## START INPUT ROWS

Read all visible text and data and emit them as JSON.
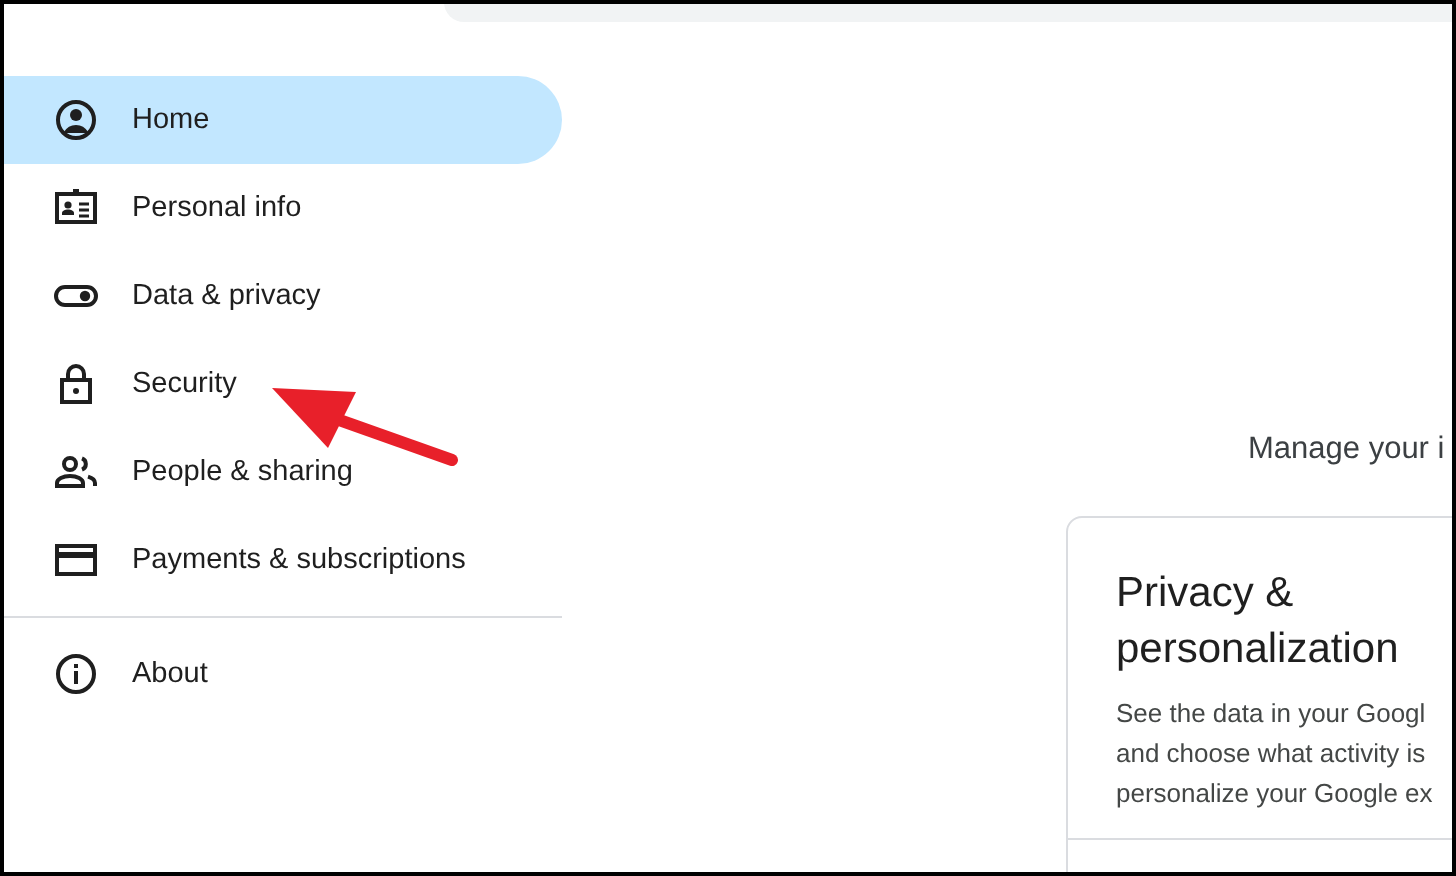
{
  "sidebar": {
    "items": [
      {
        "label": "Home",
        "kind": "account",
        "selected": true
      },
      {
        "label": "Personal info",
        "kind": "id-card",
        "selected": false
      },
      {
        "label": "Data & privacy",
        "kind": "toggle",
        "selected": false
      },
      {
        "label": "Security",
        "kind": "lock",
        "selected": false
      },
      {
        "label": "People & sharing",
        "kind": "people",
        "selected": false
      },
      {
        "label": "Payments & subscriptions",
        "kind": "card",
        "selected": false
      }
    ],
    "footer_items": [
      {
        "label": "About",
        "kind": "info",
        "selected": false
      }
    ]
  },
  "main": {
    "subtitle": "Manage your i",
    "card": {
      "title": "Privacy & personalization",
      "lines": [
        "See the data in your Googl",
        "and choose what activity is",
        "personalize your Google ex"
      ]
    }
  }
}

## END INPUT ROWS

> [INSTRUCTIONS TO FOLLOW]
How many lines in the records above contain the word "label"? Reply with the number alone.

> [THE REPLY]
7